Entries from a dataset:
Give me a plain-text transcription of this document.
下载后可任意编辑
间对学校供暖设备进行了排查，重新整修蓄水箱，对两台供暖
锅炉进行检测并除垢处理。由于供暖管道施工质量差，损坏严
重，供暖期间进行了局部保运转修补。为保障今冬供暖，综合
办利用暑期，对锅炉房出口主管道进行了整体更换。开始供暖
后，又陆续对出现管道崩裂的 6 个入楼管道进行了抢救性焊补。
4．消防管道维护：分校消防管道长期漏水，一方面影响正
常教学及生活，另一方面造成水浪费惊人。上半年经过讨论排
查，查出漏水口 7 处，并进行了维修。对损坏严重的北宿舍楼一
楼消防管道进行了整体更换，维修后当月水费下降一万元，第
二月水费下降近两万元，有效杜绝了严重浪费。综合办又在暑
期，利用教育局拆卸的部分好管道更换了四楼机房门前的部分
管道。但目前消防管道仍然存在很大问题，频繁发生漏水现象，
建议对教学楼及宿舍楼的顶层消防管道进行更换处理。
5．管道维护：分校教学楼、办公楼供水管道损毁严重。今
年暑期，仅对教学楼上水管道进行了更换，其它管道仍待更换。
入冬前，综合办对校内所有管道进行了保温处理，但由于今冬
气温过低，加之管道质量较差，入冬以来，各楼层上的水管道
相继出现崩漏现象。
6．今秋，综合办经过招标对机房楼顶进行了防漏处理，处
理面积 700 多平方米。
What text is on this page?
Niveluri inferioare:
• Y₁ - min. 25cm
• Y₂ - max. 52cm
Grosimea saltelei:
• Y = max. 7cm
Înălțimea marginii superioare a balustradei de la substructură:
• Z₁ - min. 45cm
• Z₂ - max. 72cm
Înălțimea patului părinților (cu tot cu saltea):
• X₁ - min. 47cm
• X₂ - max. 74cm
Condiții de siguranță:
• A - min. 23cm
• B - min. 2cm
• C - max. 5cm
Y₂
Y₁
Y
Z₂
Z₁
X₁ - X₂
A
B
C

What is required: Select every line where the word "Înălțimea" occurs.

Answer to this task:
Înălțimea marginii superioare a balustradei de la substructură:
Înălțimea patului părinților (cu tot cu saltea):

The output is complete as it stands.